> EXERCISE DETAILS
Your task is to write out the complete listing exactly as it is shown.

> RECORDS PROVIDED
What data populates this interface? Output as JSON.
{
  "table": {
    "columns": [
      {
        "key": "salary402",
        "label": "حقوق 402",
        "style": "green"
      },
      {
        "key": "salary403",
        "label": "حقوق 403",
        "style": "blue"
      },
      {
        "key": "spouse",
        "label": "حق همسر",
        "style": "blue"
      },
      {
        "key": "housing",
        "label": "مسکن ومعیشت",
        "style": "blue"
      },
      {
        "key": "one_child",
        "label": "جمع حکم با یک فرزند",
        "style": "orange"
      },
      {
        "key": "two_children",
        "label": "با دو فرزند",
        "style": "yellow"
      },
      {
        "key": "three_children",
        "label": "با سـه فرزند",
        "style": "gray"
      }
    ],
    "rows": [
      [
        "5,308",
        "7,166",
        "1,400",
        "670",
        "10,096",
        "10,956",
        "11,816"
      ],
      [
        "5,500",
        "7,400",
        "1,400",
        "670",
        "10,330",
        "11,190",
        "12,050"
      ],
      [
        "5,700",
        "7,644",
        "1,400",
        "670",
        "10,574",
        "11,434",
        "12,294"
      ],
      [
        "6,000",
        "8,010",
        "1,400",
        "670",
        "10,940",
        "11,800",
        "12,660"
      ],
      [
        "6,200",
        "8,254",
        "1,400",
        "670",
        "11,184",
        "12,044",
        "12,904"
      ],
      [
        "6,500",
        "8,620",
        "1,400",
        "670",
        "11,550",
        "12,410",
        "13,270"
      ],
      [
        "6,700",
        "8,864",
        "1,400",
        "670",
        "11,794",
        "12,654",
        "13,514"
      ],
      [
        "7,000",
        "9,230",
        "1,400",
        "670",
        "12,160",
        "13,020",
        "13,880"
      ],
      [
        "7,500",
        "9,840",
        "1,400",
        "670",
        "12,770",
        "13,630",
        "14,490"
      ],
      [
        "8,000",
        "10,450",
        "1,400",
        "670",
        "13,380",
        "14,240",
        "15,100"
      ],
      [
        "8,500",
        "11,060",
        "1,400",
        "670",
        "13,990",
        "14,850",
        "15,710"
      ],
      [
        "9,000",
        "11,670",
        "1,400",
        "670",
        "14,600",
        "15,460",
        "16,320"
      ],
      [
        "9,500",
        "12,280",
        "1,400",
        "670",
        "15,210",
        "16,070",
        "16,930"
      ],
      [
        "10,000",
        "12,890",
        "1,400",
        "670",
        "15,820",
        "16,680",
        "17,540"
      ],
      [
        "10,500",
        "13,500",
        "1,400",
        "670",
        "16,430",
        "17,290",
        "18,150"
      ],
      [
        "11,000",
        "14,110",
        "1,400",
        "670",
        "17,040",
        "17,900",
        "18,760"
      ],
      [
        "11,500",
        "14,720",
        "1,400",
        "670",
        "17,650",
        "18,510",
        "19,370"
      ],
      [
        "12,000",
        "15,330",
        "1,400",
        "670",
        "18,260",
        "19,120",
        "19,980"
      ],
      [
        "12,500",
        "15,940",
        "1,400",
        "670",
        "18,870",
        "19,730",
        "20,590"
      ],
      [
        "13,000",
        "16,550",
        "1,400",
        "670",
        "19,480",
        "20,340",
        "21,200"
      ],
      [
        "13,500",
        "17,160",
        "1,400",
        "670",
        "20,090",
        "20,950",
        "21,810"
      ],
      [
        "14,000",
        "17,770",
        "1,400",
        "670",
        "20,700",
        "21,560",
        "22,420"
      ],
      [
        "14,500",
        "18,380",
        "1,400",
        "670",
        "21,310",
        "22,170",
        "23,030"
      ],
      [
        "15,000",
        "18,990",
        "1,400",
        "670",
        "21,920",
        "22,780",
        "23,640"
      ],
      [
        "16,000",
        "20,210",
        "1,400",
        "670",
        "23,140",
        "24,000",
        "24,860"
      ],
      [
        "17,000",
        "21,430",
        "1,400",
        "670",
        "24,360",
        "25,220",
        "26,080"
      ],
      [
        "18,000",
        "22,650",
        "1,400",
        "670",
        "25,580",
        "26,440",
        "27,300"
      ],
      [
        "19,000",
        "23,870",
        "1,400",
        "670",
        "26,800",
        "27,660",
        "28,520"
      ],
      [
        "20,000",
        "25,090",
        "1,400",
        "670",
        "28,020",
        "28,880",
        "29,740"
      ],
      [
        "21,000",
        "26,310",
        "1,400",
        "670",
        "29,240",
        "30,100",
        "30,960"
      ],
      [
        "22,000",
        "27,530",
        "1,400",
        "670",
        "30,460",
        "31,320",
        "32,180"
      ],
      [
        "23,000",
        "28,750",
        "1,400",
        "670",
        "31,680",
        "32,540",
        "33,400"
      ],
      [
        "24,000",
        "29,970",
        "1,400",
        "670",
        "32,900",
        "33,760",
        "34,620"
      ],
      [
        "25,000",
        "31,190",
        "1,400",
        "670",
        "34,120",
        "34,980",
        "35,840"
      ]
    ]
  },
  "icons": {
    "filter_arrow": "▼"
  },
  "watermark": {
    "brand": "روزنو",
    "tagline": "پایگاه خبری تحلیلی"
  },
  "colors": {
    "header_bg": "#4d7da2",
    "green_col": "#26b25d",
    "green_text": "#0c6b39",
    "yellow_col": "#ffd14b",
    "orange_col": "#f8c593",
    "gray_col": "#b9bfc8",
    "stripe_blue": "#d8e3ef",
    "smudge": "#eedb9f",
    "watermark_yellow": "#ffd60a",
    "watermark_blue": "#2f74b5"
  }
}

> RESULT
What data populates this interface? Output as JSON.
{
  "table": {
    "columns": [
      {
        "key": "salary402",
        "label": "حقوق 402",
        "style": "green"
      },
      {
        "key": "salary403",
        "label": "حقوق 403",
        "style": "blue"
      },
      {
        "key": "spouse",
        "label": "حق همسر",
        "style": "blue"
      },
      {
        "key": "housing",
        "label": "مسکن ومعیشت",
        "style": "blue"
      },
      {
        "key": "one_child",
        "label": "جمع حکم با یک فرزند",
        "style": "orange"
      },
      {
        "key": "two_children",
        "label": "با دو فرزند",
        "style": "yellow"
      },
      {
        "key": "three_children",
        "label": "با سـه فرزند",
        "style": "gray"
      }
    ],
    "rows": [
      [
        "5,308",
        "7,166",
        "1,400",
        "670",
        "10,096",
        "10,956",
        "11,816"
      ],
      [
        "5,500",
        "7,400",
        "1,400",
        "670",
        "10,330",
        "11,190",
        "12,050"
      ],
      [
        "5,700",
        "7,644",
        "1,400",
        "670",
        "10,574",
        "11,434",
        "12,294"
      ],
      [
        "6,000",
        "8,010",
        "1,400",
        "670",
        "10,940",
        "11,800",
        "12,660"
      ],
      [
        "6,200",
        "8,254",
        "1,400",
        "670",
        "11,184",
        "12,044",
        "12,904"
      ],
      [
        "6,500",
        "8,620",
        "1,400",
        "670",
        "11,550",
        "12,410",
        "13,270"
      ],
      [
        "6,700",
        "8,864",
        "1,400",
        "670",
        "11,794",
        "12,654",
        "13,514"
      ],
      [
        "7,000",
        "9,230",
        "1,400",
        "670",
        "12,160",
        "13,020",
        "13,880"
      ],
      [
        "7,500",
        "9,840",
        "1,400",
        "670",
        "12,770",
        "13,630",
        "14,490"
      ],
      [
        "8,000",
        "10,450",
        "1,400",
        "670",
        "13,380",
        "14,240",
        "15,100"
      ],
      [
        "8,500",
        "11,060",
        "1,400",
        "670",
        "13,990",
        "14,850",
        "15,710"
      ],
      [
        "9,000",
        "11,670",
        "1,400",
        "670",
        "14,600",
        "15,460",
        "16,320"
      ],
      [
        "9,500",
        "12,280",
        "1,400",
        "670",
        "15,210",
        "16,070",
        "16,930"
      ],
      [
        "10,000",
        "12,890",
        "1,400",
        "670",
        "15,820",
        "16,680",
        "17,540"
      ],
      [
        "10,500",
        "13,500",
        "1,400",
        "670",
        "16,430",
        "17,290",
        "18,150"
      ],
      [
        "11,000",
        "14,110",
        "1,400",
        "670",
        "17,040",
        "17,900",
        "18,760"
      ],
      [
        "11,500",
        "14,720",
        "1,400",
        "670",
        "17,650",
        "18,510",
        "19,370"
      ],
      [
        "12,000",
        "15,330",
        "1,400",
        "670",
        "18,260",
        "19,120",
        "19,980"
      ],
      [
        "12,500",
        "15,940",
        "1,400",
        "670",
        "18,870",
        "19,730",
        "20,590"
      ],
      [
        "13,000",
        "16,550",
        "1,400",
        "670",
        "19,480",
        "20,340",
        "21,200"
      ],
      [
        "13,500",
        "17,160",
        "1,400",
        "670",
        "20,090",
        "20,950",
        "21,810"
      ],
      [
        "14,000",
        "17,770",
        "1,400",
        "670",
        "20,700",
        "21,560",
        "22,420"
      ],
      [
        "14,500",
        "18,380",
        "1,400",
        "670",
        "21,310",
        "22,170",
        "23,030"
      ],
      [
        "15,000",
        "18,990",
        "1,400",
        "670",
        "21,920",
        "22,780",
        "23,640"
      ],
      [
        "16,000",
        "20,210",
        "1,400",
        "670",
        "23,140",
        "24,000",
        "24,860"
      ],
      [
        "17,000",
        "21,430",
        "1,400",
        "670",
        "24,360",
        "25,220",
        "26,080"
      ],
      [
        "18,000",
        "22,650",
        "1,400",
        "670",
        "25,580",
        "26,440",
        "27,300"
      ],
      [
        "19,000",
        "23,870",
        "1,400",
        "670",
        "26,800",
        "27,660",
        "28,520"
      ],
      [
        "20,000",
        "25,090",
        "1,400",
        "670",
        "28,020",
        "28,880",
        "29,740"
      ],
      [
        "21,000",
        "26,310",
        "1,400",
        "670",
        "29,240",
        "30,100",
        "30,960"
      ],
      [
        "22,000",
        "27,530",
        "1,400",
        "670",
        "30,460",
        "31,320",
        "32,180"
      ],
      [
        "23,000",
        "28,750",
        "1,400",
        "670",
        "31,680",
        "32,540",
        "33,400"
      ],
      [
        "24,000",
        "29,970",
        "1,400",
        "670",
        "32,900",
        "33,760",
        "34,620"
      ],
      [
        "25,000",
        "31,190",
        "1,400",
        "670",
        "34,120",
        "34,980",
        "35,840"
      ]
    ]
  },
  "icons": {
    "filter_arrow": "▼"
  },
  "watermark": {
    "brand": "روزنو",
    "tagline": "پایگاه خبری تحلیلی"
  },
  "colors": {
    "header_bg": "#4d7da2",
    "green_col": "#26b25d",
    "green_text": "#0c6b39",
    "yellow_col": "#ffd14b",
    "orange_col": "#f8c593",
    "gray_col": "#b9bfc8",
    "stripe_blue": "#d8e3ef",
    "smudge": "#eedb9f",
    "watermark_yellow": "#ffd60a",
    "watermark_blue": "#2f74b5"
  }
}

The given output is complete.